# Excerpt from a dataset:
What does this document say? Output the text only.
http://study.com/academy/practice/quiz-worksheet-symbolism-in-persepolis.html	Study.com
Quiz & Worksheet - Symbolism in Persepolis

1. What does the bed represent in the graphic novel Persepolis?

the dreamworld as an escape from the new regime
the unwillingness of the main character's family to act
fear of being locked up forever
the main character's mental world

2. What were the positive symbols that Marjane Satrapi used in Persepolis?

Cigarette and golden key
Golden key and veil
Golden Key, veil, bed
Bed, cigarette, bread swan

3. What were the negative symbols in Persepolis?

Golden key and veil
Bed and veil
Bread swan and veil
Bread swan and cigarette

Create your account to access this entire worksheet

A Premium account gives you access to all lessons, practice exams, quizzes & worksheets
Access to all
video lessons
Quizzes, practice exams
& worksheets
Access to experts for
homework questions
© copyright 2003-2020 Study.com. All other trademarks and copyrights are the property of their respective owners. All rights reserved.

# Aim of the task:
Filter the listing above by the word "account"; copy each line that passes.

# Full response:
Create your account to access this entire worksheet
A Premium account gives you access to all lessons, practice exams, quizzes & worksheets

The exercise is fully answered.